--- START OF Rows ---

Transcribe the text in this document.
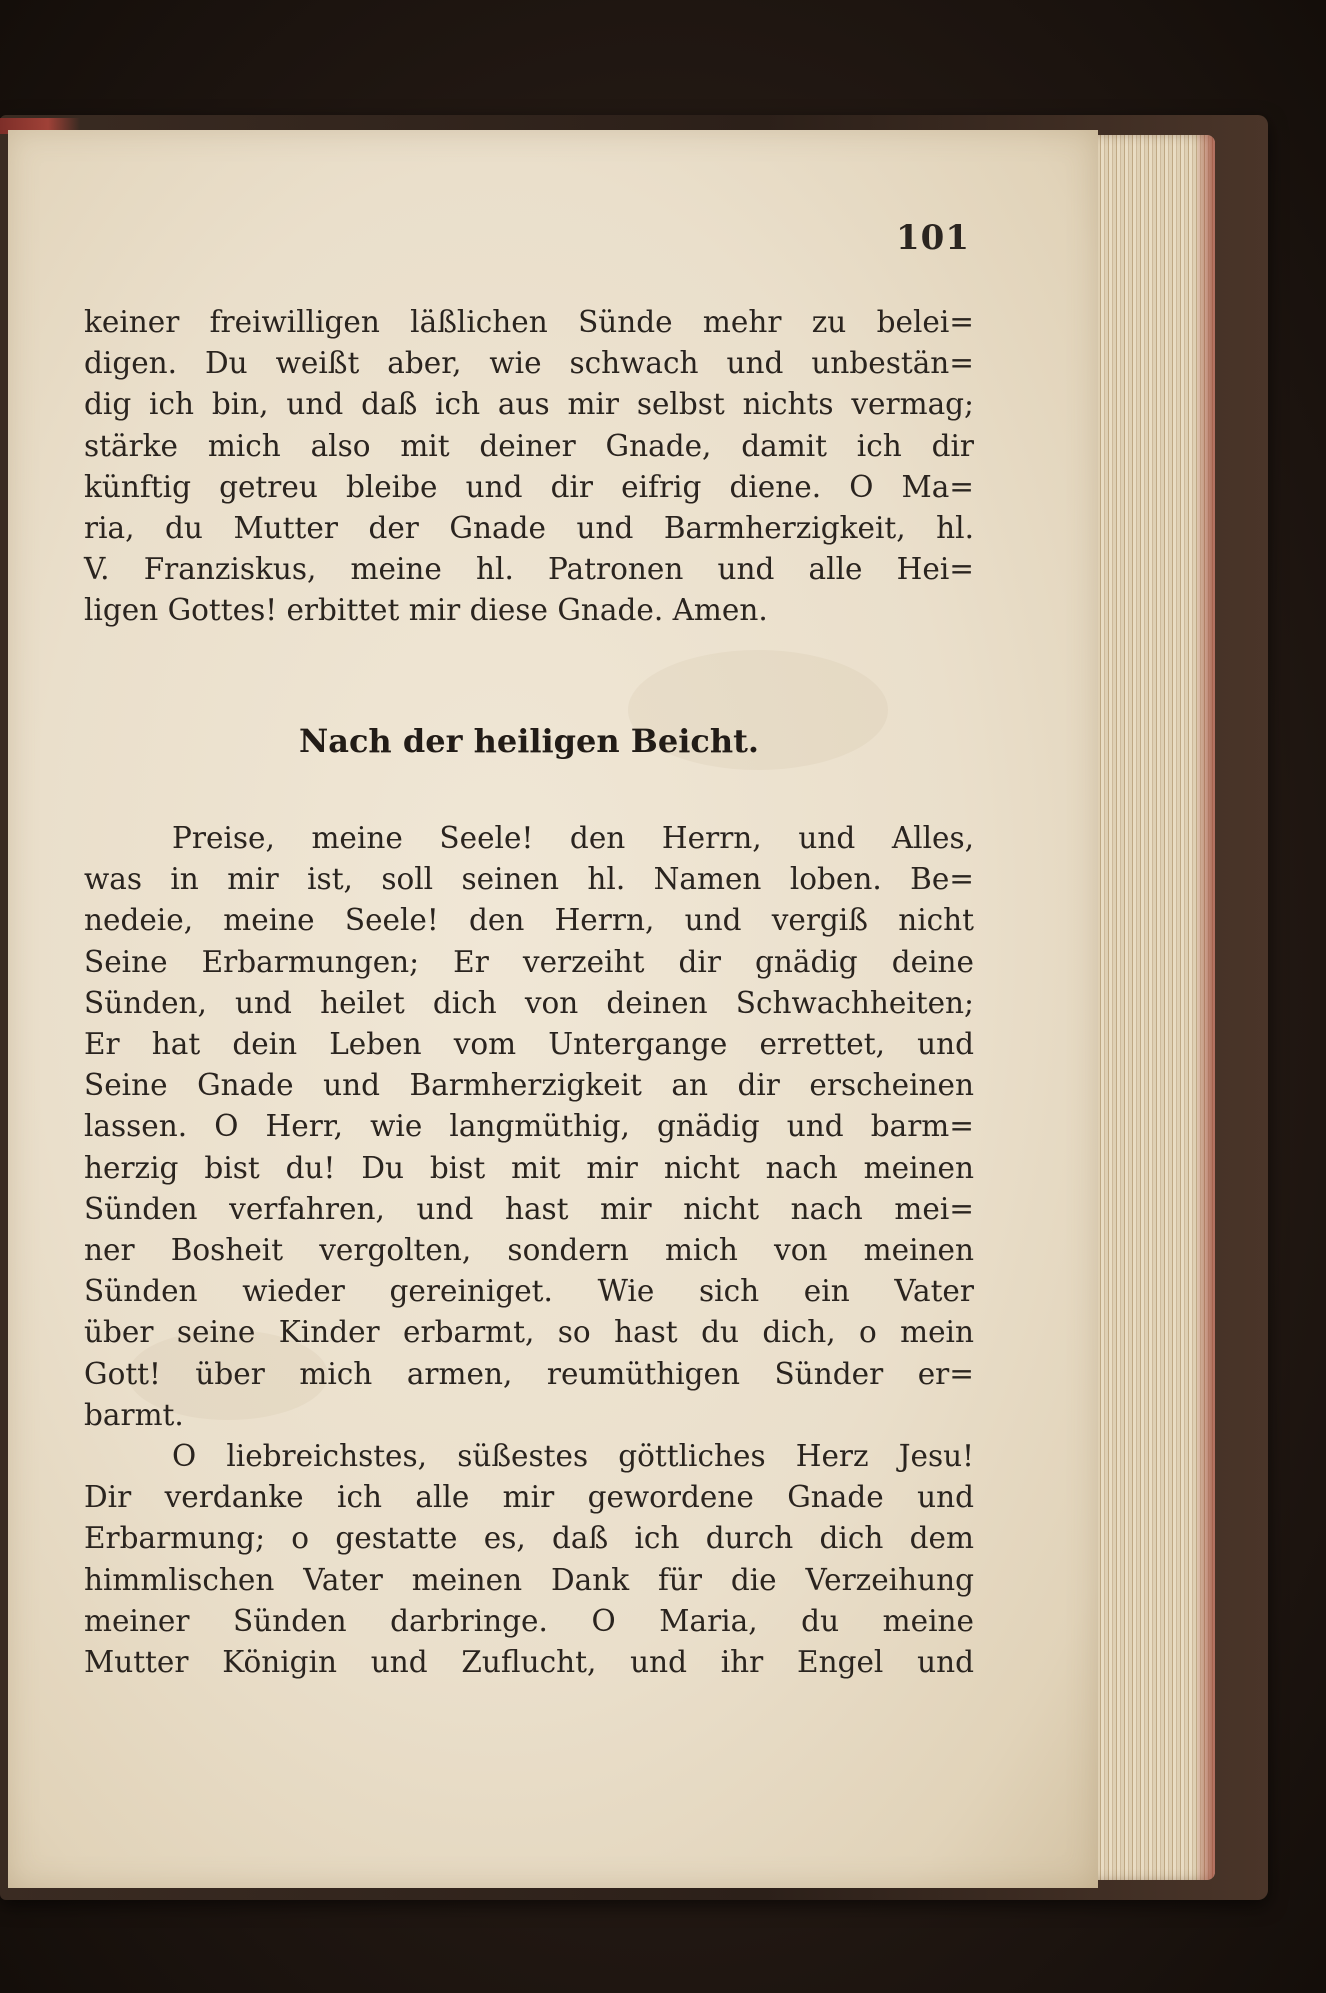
101
keiner freiwilligen läßlichen Sünde mehr zu belei=
digen. Du weißt aber, wie schwach und unbestän=
dig ich bin, und daß ich aus mir selbst nichts vermag;
stärke mich also mit deiner Gnade, damit ich dir
künftig getreu bleibe und dir eifrig diene. O Ma=
ria, du Mutter der Gnade und Barmherzigkeit, hl.
V. Franziskus, meine hl. Patronen und alle Hei=
ligen Gottes! erbittet mir diese Gnade. Amen.
Nach der heiligen Beicht.
Preise, meine Seele! den Herrn, und Alles,
was in mir ist, soll seinen hl. Namen loben. Be=
nedeie, meine Seele! den Herrn, und vergiß nicht
Seine Erbarmungen; Er verzeiht dir gnädig deine
Sünden, und heilet dich von deinen Schwachheiten;
Er hat dein Leben vom Untergange errettet, und
Seine Gnade und Barmherzigkeit an dir erscheinen
lassen. O Herr, wie langmüthig, gnädig und barm=
herzig bist du! Du bist mit mir nicht nach meinen
Sünden verfahren, und hast mir nicht nach mei=
ner Bosheit vergolten, sondern mich von meinen
Sünden wieder gereiniget. Wie sich ein Vater
über seine Kinder erbarmt, so hast du dich, o mein
Gott! über mich armen, reumüthigen Sünder er=
barmt.
O liebreichstes, süßestes göttliches Herz Jesu!
Dir verdanke ich alle mir gewordene Gnade und
Erbarmung; o gestatte es, daß ich durch dich dem
himmlischen Vater meinen Dank für die Verzeihung
meiner Sünden darbringe. O Maria, du meine
Mutter Königin und Zuflucht, und ihr Engel und
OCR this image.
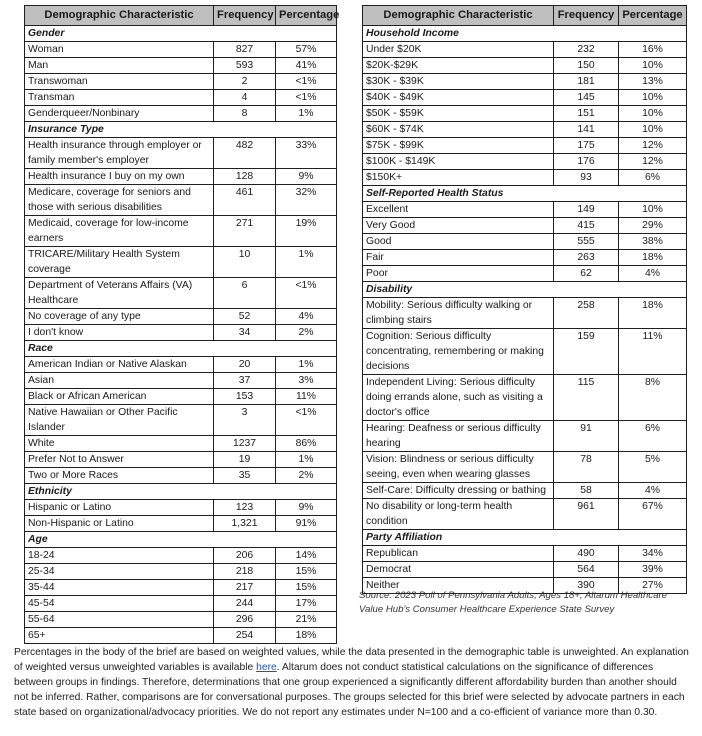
Demographic Characteristic	Frequency	Percentage
Gender		
Woman	827	57%
Man	593	41%
Transwoman	2	<1%
Transman	4	<1%
Genderqueer/Nonbinary	8	1%
Insurance Type		
Health insurance through employer or family member's employer	482	33%
Health insurance I buy on my own	128	9%
Medicare, coverage for seniors and those with serious disabilities	461	32%
Medicaid, coverage for low-income earners	271	19%
TRICARE/Military Health System coverage	10	1%
Department of Veterans Affairs (VA) Healthcare	6	<1%
No coverage of any type	52	4%
I don't know	34	2%
Race		
American Indian or Native Alaskan	20	1%
Asian	37	3%
Black or African American	153	11%
Native Hawaiian or Other Pacific Islander	3	<1%
White	1237	86%
Prefer Not to Answer	19	1%
Two or More Races	35	2%
Ethnicity		
Hispanic or Latino	123	9%
Non-Hispanic or Latino	1,321	91%
Age		
18-24	206	14%
25-34	218	15%
35-44	217	15%
45-54	244	17%
55-64	296	21%
65+	254	18%
Demographic Characteristic	Frequency	Percentage
Household Income		
Under $20K	232	16%
$20K-$29K	150	10%
$30K - $39K	181	13%
$40K - $49K	145	10%
$50K - $59K	151	10%
$60K - $74K	141	10%
$75K - $99K	175	12%
$100K - $149K	176	12%
$150K+	93	6%
Self-Reported Health Status		
Excellent	149	10%
Very Good	415	29%
Good	555	38%
Fair	263	18%
Poor	62	4%
Disability		
Mobility: Serious difficulty walking or climbing stairs	258	18%
Cognition: Serious difficulty concentrating, remembering or making decisions	159	11%
Independent Living: Serious difficulty doing errands alone, such as visiting a doctor's office	115	8%
Hearing: Deafness or serious difficulty hearing	91	6%
Vision: Blindness or serious difficulty seeing, even when wearing glasses	78	5%
Self-Care: Difficulty dressing or bathing	58	4%
No disability or long-term health condition	961	67%
Party Affiliation		
Republican	490	34%
Democrat	564	39%
Neither	390	27%
Source: 2023 Poll of Pennsylvania Adults, Ages 18+, Altarum Healthcare Value Hub's Consumer Healthcare Experience State Survey
Percentages in the body of the brief are based on weighted values, while the data presented in the demographic table is unweighted. An explanation of weighted versus unweighted variables is available here. Altarum does not conduct statistical calculations on the significance of differences between groups in findings. Therefore, determinations that one group experienced a significantly different affordability burden than another should not be inferred. Rather, comparisons are for conversational purposes. The groups selected for this brief were selected by advocate partners in each state based on organizational/advocacy priorities. We do not report any estimates under N=100 and a co-efficient of variance more than 0.30.
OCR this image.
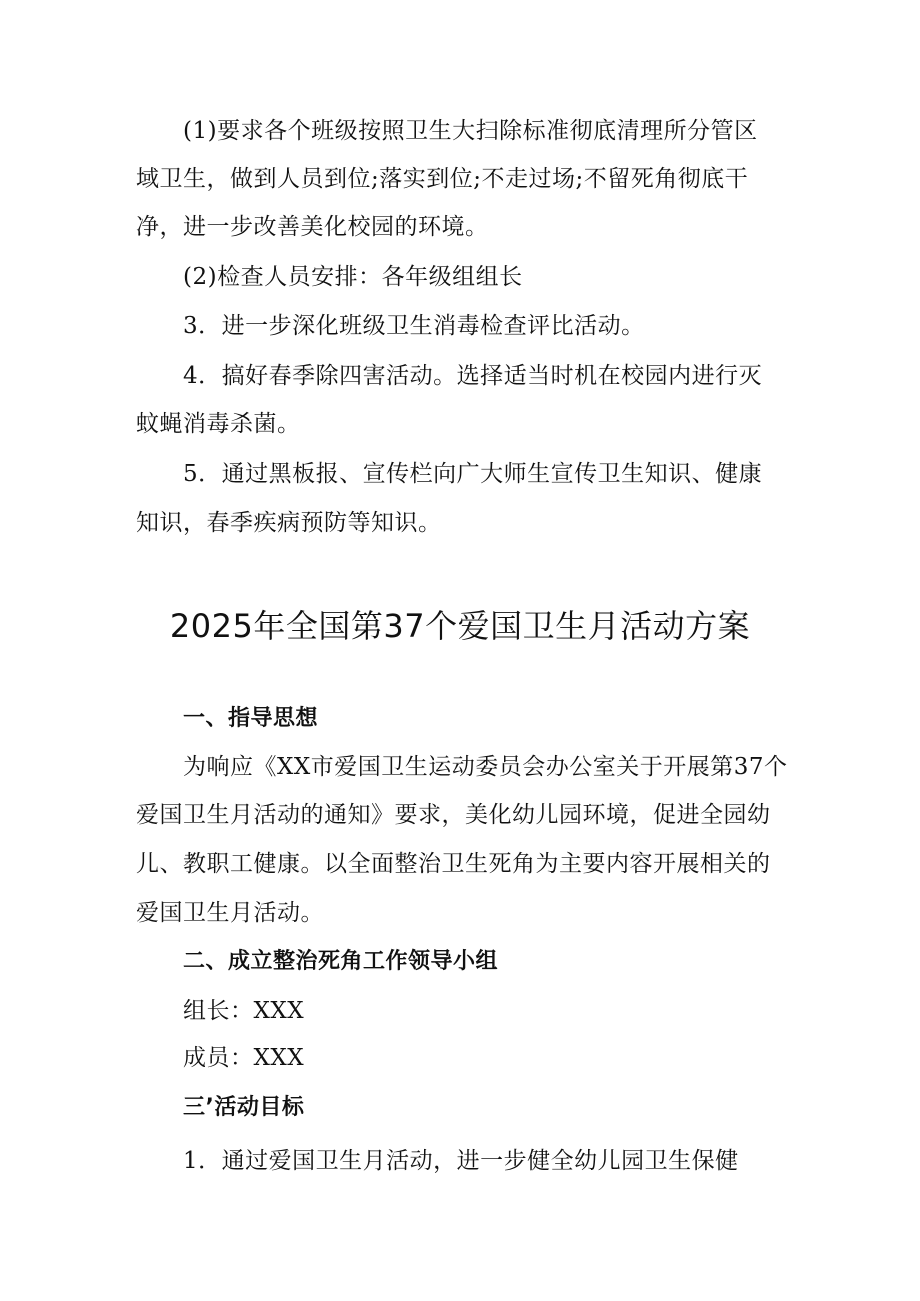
(1)要求各个班级按照卫生大扫除标准彻底清理所分管区
域卫生，做到人员到位;落实到位;不走过场;不留死角彻底干
净，进一步改善美化校园的环境。
(2)检查人员安排：各年级组组长
3．进一步深化班级卫生消毒检查评比活动。
4．搞好春季除四害活动。选择适当时机在校园内进行灭
蚊蝇消毒杀菌。
5．通过黑板报、宣传栏向广大师生宣传卫生知识、健康
知识，春季疾病预防等知识。
2025年全国第37个爱国卫生月活动方案
一、指导思想
为响应《XX市爱国卫生运动委员会办公室关于开展第37个
爱国卫生月活动的通知》要求，美化幼儿园环境，促进全园幼
儿、教职工健康。以全面整治卫生死角为主要内容开展相关的
爱国卫生月活动。
二、成立整治死角工作领导小组
组长：XXX
成员：XXX
三’活动目标
1．通过爱国卫生月活动，进一步健全幼儿园卫生保健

--- END OF Rows ---

Work to be completed: Quote in full the listing given above; the images are to be left out.

Answer to the exercise:
Transcribe the text in this document.
101
keiner freiwilligen läßlichen Sünde mehr zu belei=
digen. Du weißt aber, wie schwach und unbestän=
dig ich bin, und daß ich aus mir selbst nichts vermag;
stärke mich also mit deiner Gnade, damit ich dir
künftig getreu bleibe und dir eifrig diene. O Ma=
ria, du Mutter der Gnade und Barmherzigkeit, hl.
V. Franziskus, meine hl. Patronen und alle Hei=
ligen Gottes! erbittet mir diese Gnade. Amen.
Nach der heiligen Beicht.
Preise, meine Seele! den Herrn, und Alles,
was in mir ist, soll seinen hl. Namen loben. Be=
nedeie, meine Seele! den Herrn, und vergiß nicht
Seine Erbarmungen; Er verzeiht dir gnädig deine
Sünden, und heilet dich von deinen Schwachheiten;
Er hat dein Leben vom Untergange errettet, und
Seine Gnade und Barmherzigkeit an dir erscheinen
lassen. O Herr, wie langmüthig, gnädig und barm=
herzig bist du! Du bist mit mir nicht nach meinen
Sünden verfahren, und hast mir nicht nach mei=
ner Bosheit vergolten, sondern mich von meinen
Sünden wieder gereiniget. Wie sich ein Vater
über seine Kinder erbarmt, so hast du dich, o mein
Gott! über mich armen, reumüthigen Sünder er=
barmt.
O liebreichstes, süßestes göttliches Herz Jesu!
Dir verdanke ich alle mir gewordene Gnade und
Erbarmung; o gestatte es, daß ich durch dich dem
himmlischen Vater meinen Dank für die Verzeihung
meiner Sünden darbringe. O Maria, du meine
Mutter Königin und Zuflucht, und ihr Engel und
OCR this image.
Demographic Characteristic	Frequency	Percentage
Gender		
Woman	827	57%
Man	593	41%
Transwoman	2	<1%
Transman	4	<1%
Genderqueer/Nonbinary	8	1%
Insurance Type		
Health insurance through employer or family member's employer	482	33%
Health insurance I buy on my own	128	9%
Medicare, coverage for seniors and those with serious disabilities	461	32%
Medicaid, coverage for low-income earners	271	19%
TRICARE/Military Health System coverage	10	1%
Department of Veterans Affairs (VA) Healthcare	6	<1%
No coverage of any type	52	4%
I don't know	34	2%
Race		
American Indian or Native Alaskan	20	1%
Asian	37	3%
Black or African American	153	11%
Native Hawaiian or Other Pacific Islander	3	<1%
White	1237	86%
Prefer Not to Answer	19	1%
Two or More Races	35	2%
Ethnicity		
Hispanic or Latino	123	9%
Non-Hispanic or Latino	1,321	91%
Age		
18-24	206	14%
25-34	218	15%
35-44	217	15%
45-54	244	17%
55-64	296	21%
65+	254	18%
Demographic Characteristic	Frequency	Percentage
Household Income		
Under $20K	232	16%
$20K-$29K	150	10%
$30K - $39K	181	13%
$40K - $49K	145	10%
$50K - $59K	151	10%
$60K - $74K	141	10%
$75K - $99K	175	12%
$100K - $149K	176	12%
$150K+	93	6%
Self-Reported Health Status		
Excellent	149	10%
Very Good	415	29%
Good	555	38%
Fair	263	18%
Poor	62	4%
Disability		
Mobility: Serious difficulty walking or climbing stairs	258	18%
Cognition: Serious difficulty concentrating, remembering or making decisions	159	11%
Independent Living: Serious difficulty doing errands alone, such as visiting a doctor's office	115	8%
Hearing: Deafness or serious difficulty hearing	91	6%
Vision: Blindness or serious difficulty seeing, even when wearing glasses	78	5%
Self-Care: Difficulty dressing or bathing	58	4%
No disability or long-term health condition	961	67%
Party Affiliation		
Republican	490	34%
Democrat	564	39%
Neither	390	27%
Source: 2023 Poll of Pennsylvania Adults, Ages 18+, Altarum Healthcare Value Hub's Consumer Healthcare Experience State Survey
Percentages in the body of the brief are based on weighted values, while the data presented in the demographic table is unweighted. An explanation of weighted versus unweighted variables is available here. Altarum does not conduct statistical calculations on the significance of differences between groups in findings. Therefore, determinations that one group experienced a significantly different affordability burden than another should not be inferred. Rather, comparisons are for conversational purposes. The groups selected for this brief were selected by advocate partners in each state based on organizational/advocacy priorities. We do not report any estimates under N=100 and a co-efficient of variance more than 0.30.
OCR this image.
(1)要求各个班级按照卫生大扫除标准彻底清理所分管区
域卫生，做到人员到位;落实到位;不走过场;不留死角彻底干
净，进一步改善美化校园的环境。
(2)检查人员安排：各年级组组长
3．进一步深化班级卫生消毒检查评比活动。
4．搞好春季除四害活动。选择适当时机在校园内进行灭
蚊蝇消毒杀菌。
5．通过黑板报、宣传栏向广大师生宣传卫生知识、健康
知识，春季疾病预防等知识。
2025年全国第37个爱国卫生月活动方案
一、指导思想
为响应《XX市爱国卫生运动委员会办公室关于开展第37个
爱国卫生月活动的通知》要求，美化幼儿园环境，促进全园幼
儿、教职工健康。以全面整治卫生死角为主要内容开展相关的
爱国卫生月活动。
二、成立整治死角工作领导小组
组长：XXX
成员：XXX
三’活动目标
1．通过爱国卫生月活动，进一步健全幼儿园卫生保健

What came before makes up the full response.